## Aim
Retype the material in full, keeping every word the same.
## BEGIN Data for this task
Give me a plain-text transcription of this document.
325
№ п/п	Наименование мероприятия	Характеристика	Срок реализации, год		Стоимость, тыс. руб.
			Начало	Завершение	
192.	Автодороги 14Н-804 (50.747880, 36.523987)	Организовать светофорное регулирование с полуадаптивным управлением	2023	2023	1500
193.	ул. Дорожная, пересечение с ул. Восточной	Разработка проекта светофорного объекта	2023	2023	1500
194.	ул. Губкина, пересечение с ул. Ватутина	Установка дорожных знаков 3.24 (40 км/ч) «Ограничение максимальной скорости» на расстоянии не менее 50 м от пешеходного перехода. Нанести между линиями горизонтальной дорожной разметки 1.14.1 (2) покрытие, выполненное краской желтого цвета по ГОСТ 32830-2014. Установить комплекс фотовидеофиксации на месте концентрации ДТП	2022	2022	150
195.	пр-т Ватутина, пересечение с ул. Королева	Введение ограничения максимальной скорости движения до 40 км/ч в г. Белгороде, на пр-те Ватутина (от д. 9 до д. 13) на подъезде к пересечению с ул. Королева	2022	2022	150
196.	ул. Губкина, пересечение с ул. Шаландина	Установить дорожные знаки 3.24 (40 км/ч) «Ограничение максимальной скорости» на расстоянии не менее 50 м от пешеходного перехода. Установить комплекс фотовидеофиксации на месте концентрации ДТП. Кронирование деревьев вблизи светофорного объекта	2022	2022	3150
## END Data for this task
## Output for this exercise
Give me a plain-text transcription of this document.
325
№ п/п	Наименование мероприятия	Характеристика	Срок реализации, год		Стоимость, тыс. руб.
			Начало	Завершение	
192.	Автодороги 14Н-804 (50.747880, 36.523987)	Организовать светофорное регулирование с полуадаптивным управлением	2023	2023	1500
193.	ул. Дорожная, пересечение с ул. Восточной	Разработка проекта светофорного объекта	2023	2023	1500
194.	ул. Губкина, пересечение с ул. Ватутина	Установка дорожных знаков 3.24 (40 км/ч) «Ограничение максимальной скорости» на расстоянии не менее 50 м от пешеходного перехода. Нанести между линиями горизонтальной дорожной разметки 1.14.1 (2) покрытие, выполненное краской желтого цвета по ГОСТ 32830-2014. Установить комплекс фотовидеофиксации на месте концентрации ДТП	2022	2022	150
195.	пр-т Ватутина, пересечение с ул. Королева	Введение ограничения максимальной скорости движения до 40 км/ч в г. Белгороде, на пр-те Ватутина (от д. 9 до д. 13) на подъезде к пересечению с ул. Королева	2022	2022	150
196.	ул. Губкина, пересечение с ул. Шаландина	Установить дорожные знаки 3.24 (40 км/ч) «Ограничение максимальной скорости» на расстоянии не менее 50 м от пешеходного перехода. Установить комплекс фотовидеофиксации на месте концентрации ДТП. Кронирование деревьев вблизи светофорного объекта	2022	2022	3150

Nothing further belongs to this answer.